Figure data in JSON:
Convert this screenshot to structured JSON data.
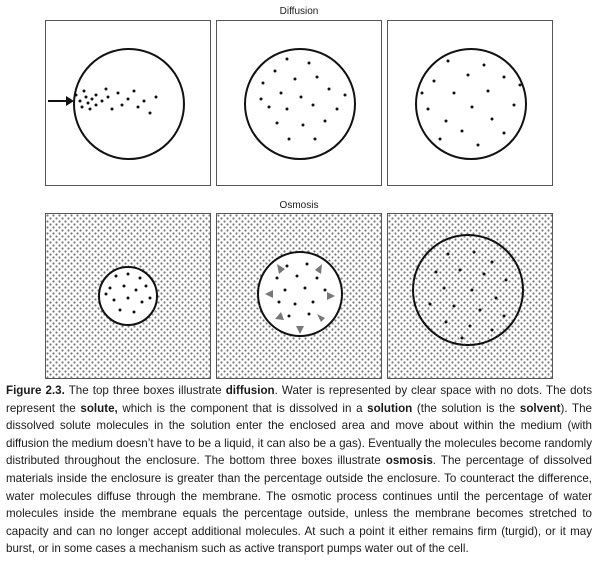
{
  "diffusion": {
    "title": "Diffusion"
  },
  "osmosis": {
    "title": "Osmosis"
  },
  "caption": {
    "label": "Figure 2.3.",
    "p1": " The top three boxes illustrate ",
    "t_diffusion": "diffusion",
    "p2": ". Water is represented by clear space with no dots. The dots represent the ",
    "t_solute": "solute,",
    "p3": " which is the component that is dissolved in a ",
    "t_solution": "solution",
    "p4": " (the solution is the ",
    "t_solvent": "solvent",
    "p5": "). The dissolved solute molecules in the solution enter the enclosed area and move about within the medium (with diffusion the medium doesn’t have to be a liquid, it can also be a gas). Eventually the molecules become randomly distributed throughout the enclosure. The bottom three boxes illustrate ",
    "t_osmosis": "osmosis",
    "p6": ". The percentage of dissolved materials inside the enclosure is greater than the percentage outside the enclosure. To counteract the difference, water molecules diffuse through the membrane. The osmotic process continues until the percentage of water molecules inside the membrane equals the percentage outside, unless the membrane becomes stretched to capacity and can no longer accept additional molecules. At such a point it either remains firm (turgid), or it may burst, or in some cases a mechanism such as active transport pumps water out of the cell."
  }
}
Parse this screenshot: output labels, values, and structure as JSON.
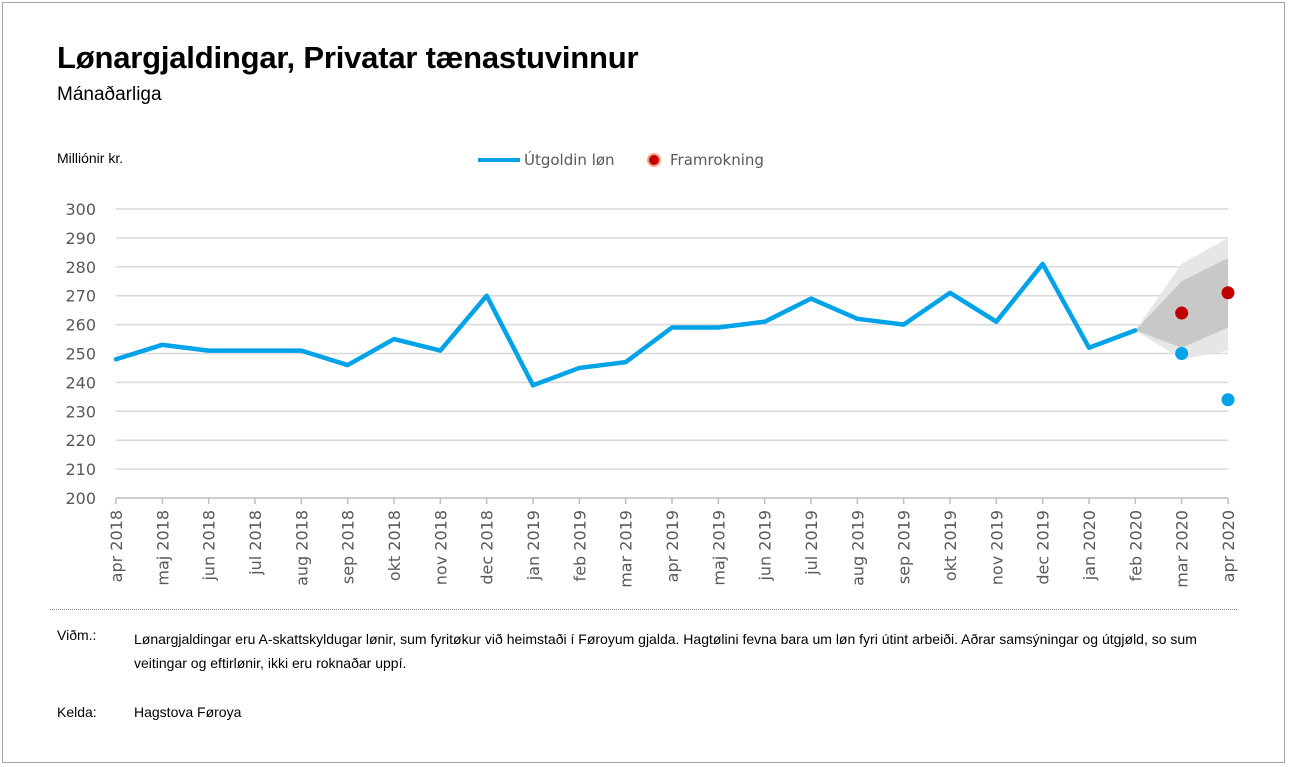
{
  "chart_data": {
    "type": "line",
    "title": "Lønargjaldingar, Privatar tænastuvinnur",
    "subtitle": "Mánaðarliga",
    "ylabel": "Milliónir kr.",
    "xlabel": "",
    "ylim": [
      200,
      300
    ],
    "yticks": [
      200,
      210,
      220,
      230,
      240,
      250,
      260,
      270,
      280,
      290,
      300
    ],
    "grid": true,
    "legend_position": "top-center",
    "categories": [
      "apr 2018",
      "maj 2018",
      "jun 2018",
      "jul 2018",
      "aug 2018",
      "sep 2018",
      "okt 2018",
      "nov 2018",
      "dec 2018",
      "jan 2019",
      "feb 2019",
      "mar 2019",
      "apr 2019",
      "maj 2019",
      "jun 2019",
      "jul 2019",
      "aug 2019",
      "sep 2019",
      "okt 2019",
      "nov 2019",
      "dec 2019",
      "jan 2020",
      "feb 2020",
      "mar 2020",
      "apr 2020"
    ],
    "series": [
      {
        "name": "Útgoldin løn",
        "color": "#00a2e8",
        "values": [
          248,
          253,
          251,
          251,
          251,
          246,
          255,
          251,
          270,
          239,
          245,
          247,
          259,
          259,
          261,
          269,
          262,
          260,
          271,
          261,
          281,
          252,
          258,
          null,
          null
        ]
      },
      {
        "name": "Framrokning",
        "color": "#c00000",
        "values": [
          null,
          null,
          null,
          null,
          null,
          null,
          null,
          null,
          null,
          null,
          null,
          null,
          null,
          null,
          null,
          null,
          null,
          null,
          null,
          null,
          null,
          null,
          null,
          264,
          271
        ]
      }
    ],
    "extra_points": {
      "name": "Útgoldin løn",
      "color": "#00a2e8",
      "values": [
        null,
        null,
        null,
        null,
        null,
        null,
        null,
        null,
        null,
        null,
        null,
        null,
        null,
        null,
        null,
        null,
        null,
        null,
        null,
        null,
        null,
        null,
        null,
        250,
        234
      ]
    },
    "forecast_band": {
      "anchor_value": 258,
      "outer_low": [
        null,
        248,
        251
      ],
      "outer_high": [
        null,
        281,
        290
      ],
      "inner_low": [
        null,
        252,
        259
      ],
      "inner_high": [
        null,
        275,
        283
      ],
      "outer_color": "#e6e6e6",
      "inner_color": "#c8c8c8"
    }
  },
  "legend": {
    "line_label": "Útgoldin løn",
    "dot_label": "Framrokning"
  },
  "footer": {
    "note_label": "Viðm.:",
    "note_text": "Lønargjaldingar eru A-skattskyldugar lønir, sum fyritøkur við heimstaði í Føroyum gjalda. Hagtølini fevna bara um løn fyri útint arbeiði. Aðrar samsýningar og útgjøld, so sum veitingar og eftirlønir, ikki eru roknaðar uppí.",
    "source_label": "Kelda:",
    "source_text": "Hagstova Føroya"
  }
}
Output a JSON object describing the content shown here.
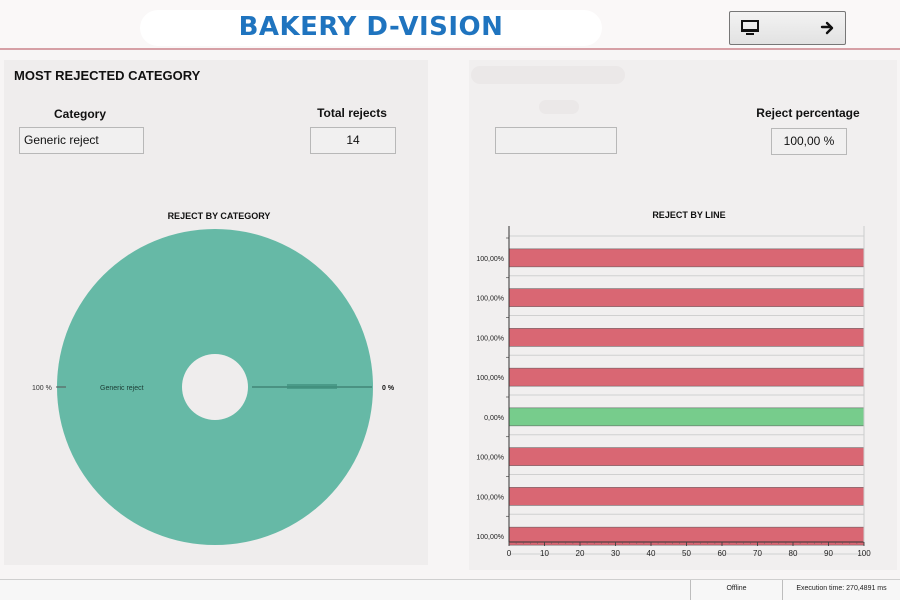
{
  "header": {
    "title": "BAKERY D-VISION",
    "nav_button_icon": "monitor-icon",
    "nav_arrow_icon": "arrow-right-icon"
  },
  "left": {
    "section_title": "MOST REJECTED CATEGORY",
    "category_label": "Category",
    "category_value": "Generic reject",
    "total_rejects_label": "Total rejects",
    "total_rejects_value": "14"
  },
  "right": {
    "reject_percentage_label": "Reject percentage",
    "reject_percentage_value": "100,00 %",
    "empty_field_value": ""
  },
  "chart_data": [
    {
      "type": "pie",
      "title": "REJECT BY CATEGORY",
      "slices": [
        {
          "label": "Generic reject",
          "value": 100,
          "percent_label": "100 %",
          "color": "#66b9a6"
        },
        {
          "label": "",
          "value": 0,
          "percent_label": "0 %",
          "color": "#5aa593"
        }
      ]
    },
    {
      "type": "bar",
      "orientation": "horizontal",
      "title": "REJECT BY LINE",
      "categories": [
        "100,00%",
        "100,00%",
        "100,00%",
        "100,00%",
        "0,00%",
        "100,00%",
        "100,00%",
        "100,00%"
      ],
      "values": [
        100,
        100,
        100,
        100,
        100,
        100,
        100,
        100
      ],
      "bar_colors": [
        "#d96773",
        "#d96773",
        "#d96773",
        "#d96773",
        "#77cc8c",
        "#d96773",
        "#d96773",
        "#d96773"
      ],
      "xlim": [
        0,
        100
      ],
      "xticks": [
        "0",
        "10",
        "20",
        "30",
        "40",
        "50",
        "60",
        "70",
        "80",
        "90",
        "100"
      ]
    }
  ],
  "status": {
    "connection": "Offline",
    "execution_time": "Execution time: 270,4891 ms"
  }
}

*What to do*. Leave out all images, then reproduce the entries above exactly.

*Correct response*.
Convert this screenshot to structured JSON data.
{
  "diffusion": {
    "title": "Diffusion"
  },
  "osmosis": {
    "title": "Osmosis"
  },
  "caption": {
    "label": "Figure 2.3.",
    "p1": " The top three boxes illustrate ",
    "t_diffusion": "diffusion",
    "p2": ". Water is represented by clear space with no dots. The dots represent the ",
    "t_solute": "solute,",
    "p3": " which is the component that is dissolved in a ",
    "t_solution": "solution",
    "p4": " (the solution is the ",
    "t_solvent": "solvent",
    "p5": "). The dissolved solute molecules in the solution enter the enclosed area and move about within the medium (with diffusion the medium doesn’t have to be a liquid, it can also be a gas). Eventually the molecules become randomly distributed throughout the enclosure. The bottom three boxes illustrate ",
    "t_osmosis": "osmosis",
    "p6": ". The percentage of dissolved materials inside the enclosure is greater than the percentage outside the enclosure. To counteract the difference, water molecules diffuse through the membrane. The osmotic process continues until the percentage of water molecules inside the membrane equals the percentage outside, unless the membrane becomes stretched to capacity and can no longer accept additional molecules. At such a point it either remains firm (turgid), or it may burst, or in some cases a mechanism such as active transport pumps water out of the cell."
  }
}
Parse this screenshot: output labels, values, and structure as JSON.
{
  "chart_data": {
    "type": "line",
    "title": "Lønargjaldingar, Privatar tænastuvinnur",
    "subtitle": "Mánaðarliga",
    "ylabel": "Milliónir kr.",
    "xlabel": "",
    "ylim": [
      200,
      300
    ],
    "yticks": [
      200,
      210,
      220,
      230,
      240,
      250,
      260,
      270,
      280,
      290,
      300
    ],
    "grid": true,
    "legend_position": "top-center",
    "categories": [
      "apr 2018",
      "maj 2018",
      "jun 2018",
      "jul 2018",
      "aug 2018",
      "sep 2018",
      "okt 2018",
      "nov 2018",
      "dec 2018",
      "jan 2019",
      "feb 2019",
      "mar 2019",
      "apr 2019",
      "maj 2019",
      "jun 2019",
      "jul 2019",
      "aug 2019",
      "sep 2019",
      "okt 2019",
      "nov 2019",
      "dec 2019",
      "jan 2020",
      "feb 2020",
      "mar 2020",
      "apr 2020"
    ],
    "series": [
      {
        "name": "Útgoldin løn",
        "color": "#00a2e8",
        "values": [
          248,
          253,
          251,
          251,
          251,
          246,
          255,
          251,
          270,
          239,
          245,
          247,
          259,
          259,
          261,
          269,
          262,
          260,
          271,
          261,
          281,
          252,
          258,
          null,
          null
        ]
      },
      {
        "name": "Framrokning",
        "color": "#c00000",
        "values": [
          null,
          null,
          null,
          null,
          null,
          null,
          null,
          null,
          null,
          null,
          null,
          null,
          null,
          null,
          null,
          null,
          null,
          null,
          null,
          null,
          null,
          null,
          null,
          264,
          271
        ]
      }
    ],
    "extra_points": {
      "name": "Útgoldin løn",
      "color": "#00a2e8",
      "values": [
        null,
        null,
        null,
        null,
        null,
        null,
        null,
        null,
        null,
        null,
        null,
        null,
        null,
        null,
        null,
        null,
        null,
        null,
        null,
        null,
        null,
        null,
        null,
        250,
        234
      ]
    },
    "forecast_band": {
      "anchor_value": 258,
      "outer_low": [
        null,
        248,
        251
      ],
      "outer_high": [
        null,
        281,
        290
      ],
      "inner_low": [
        null,
        252,
        259
      ],
      "inner_high": [
        null,
        275,
        283
      ],
      "outer_color": "#e6e6e6",
      "inner_color": "#c8c8c8"
    }
  },
  "legend": {
    "line_label": "Útgoldin løn",
    "dot_label": "Framrokning"
  },
  "footer": {
    "note_label": "Viðm.:",
    "note_text": "Lønargjaldingar eru A-skattskyldugar lønir, sum fyritøkur við heimstaði í Føroyum gjalda. Hagtølini fevna bara um løn fyri útint arbeiði. Aðrar samsýningar og útgjøld, so sum veitingar og eftirlønir, ikki eru roknaðar uppí.",
    "source_label": "Kelda:",
    "source_text": "Hagstova Føroya"
  }
}
Output a JSON object describing the content shown here.
{
  "header": {
    "title": "BAKERY D-VISION",
    "nav_button_icon": "monitor-icon",
    "nav_arrow_icon": "arrow-right-icon"
  },
  "left": {
    "section_title": "MOST REJECTED CATEGORY",
    "category_label": "Category",
    "category_value": "Generic reject",
    "total_rejects_label": "Total rejects",
    "total_rejects_value": "14"
  },
  "right": {
    "reject_percentage_label": "Reject percentage",
    "reject_percentage_value": "100,00 %",
    "empty_field_value": ""
  },
  "chart_data": [
    {
      "type": "pie",
      "title": "REJECT BY CATEGORY",
      "slices": [
        {
          "label": "Generic reject",
          "value": 100,
          "percent_label": "100 %",
          "color": "#66b9a6"
        },
        {
          "label": "",
          "value": 0,
          "percent_label": "0 %",
          "color": "#5aa593"
        }
      ]
    },
    {
      "type": "bar",
      "orientation": "horizontal",
      "title": "REJECT BY LINE",
      "categories": [
        "100,00%",
        "100,00%",
        "100,00%",
        "100,00%",
        "0,00%",
        "100,00%",
        "100,00%",
        "100,00%"
      ],
      "values": [
        100,
        100,
        100,
        100,
        100,
        100,
        100,
        100
      ],
      "bar_colors": [
        "#d96773",
        "#d96773",
        "#d96773",
        "#d96773",
        "#77cc8c",
        "#d96773",
        "#d96773",
        "#d96773"
      ],
      "xlim": [
        0,
        100
      ],
      "xticks": [
        "0",
        "10",
        "20",
        "30",
        "40",
        "50",
        "60",
        "70",
        "80",
        "90",
        "100"
      ]
    }
  ],
  "status": {
    "connection": "Offline",
    "execution_time": "Execution time: 270,4891 ms"
  }
}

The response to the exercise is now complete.